**Stated goal**
Give every entry again, unchanged, and leave its images out.

Data tied to figure images:
..........
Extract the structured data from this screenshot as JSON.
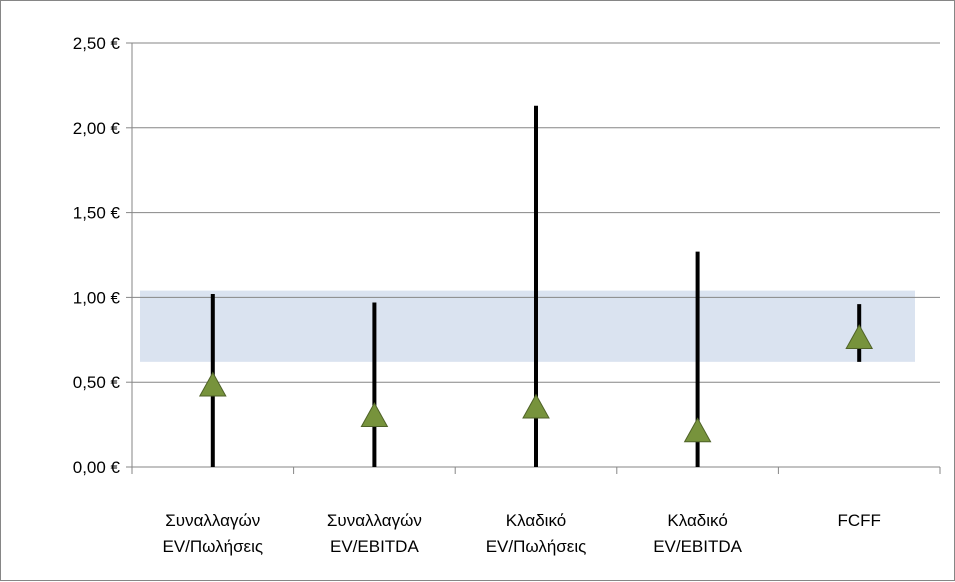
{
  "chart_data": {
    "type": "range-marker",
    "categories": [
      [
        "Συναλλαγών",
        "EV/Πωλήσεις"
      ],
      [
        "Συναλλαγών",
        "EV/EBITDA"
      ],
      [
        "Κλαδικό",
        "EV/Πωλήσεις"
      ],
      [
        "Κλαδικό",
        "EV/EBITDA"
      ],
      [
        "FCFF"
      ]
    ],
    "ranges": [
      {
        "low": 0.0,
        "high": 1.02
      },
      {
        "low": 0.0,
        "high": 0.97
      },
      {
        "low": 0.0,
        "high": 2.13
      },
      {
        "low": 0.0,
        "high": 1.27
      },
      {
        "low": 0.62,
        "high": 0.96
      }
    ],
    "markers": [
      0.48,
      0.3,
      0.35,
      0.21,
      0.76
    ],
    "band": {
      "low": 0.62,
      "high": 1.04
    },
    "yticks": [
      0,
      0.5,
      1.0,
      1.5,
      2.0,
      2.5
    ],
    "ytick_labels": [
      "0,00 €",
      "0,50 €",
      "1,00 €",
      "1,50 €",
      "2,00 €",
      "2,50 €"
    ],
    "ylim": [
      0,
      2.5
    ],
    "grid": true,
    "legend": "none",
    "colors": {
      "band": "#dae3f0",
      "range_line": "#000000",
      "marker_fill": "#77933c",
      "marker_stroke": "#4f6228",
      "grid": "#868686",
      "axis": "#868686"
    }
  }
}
..........
**Result for this exercise**
Extract the structured data from this screenshot as JSON.
{
  "chart_data": {
    "type": "range-marker",
    "categories": [
      [
        "Συναλλαγών",
        "EV/Πωλήσεις"
      ],
      [
        "Συναλλαγών",
        "EV/EBITDA"
      ],
      [
        "Κλαδικό",
        "EV/Πωλήσεις"
      ],
      [
        "Κλαδικό",
        "EV/EBITDA"
      ],
      [
        "FCFF"
      ]
    ],
    "ranges": [
      {
        "low": 0.0,
        "high": 1.02
      },
      {
        "low": 0.0,
        "high": 0.97
      },
      {
        "low": 0.0,
        "high": 2.13
      },
      {
        "low": 0.0,
        "high": 1.27
      },
      {
        "low": 0.62,
        "high": 0.96
      }
    ],
    "markers": [
      0.48,
      0.3,
      0.35,
      0.21,
      0.76
    ],
    "band": {
      "low": 0.62,
      "high": 1.04
    },
    "yticks": [
      0,
      0.5,
      1.0,
      1.5,
      2.0,
      2.5
    ],
    "ytick_labels": [
      "0,00 €",
      "0,50 €",
      "1,00 €",
      "1,50 €",
      "2,00 €",
      "2,50 €"
    ],
    "ylim": [
      0,
      2.5
    ],
    "grid": true,
    "legend": "none",
    "colors": {
      "band": "#dae3f0",
      "range_line": "#000000",
      "marker_fill": "#77933c",
      "marker_stroke": "#4f6228",
      "grid": "#868686",
      "axis": "#868686"
    }
  }
}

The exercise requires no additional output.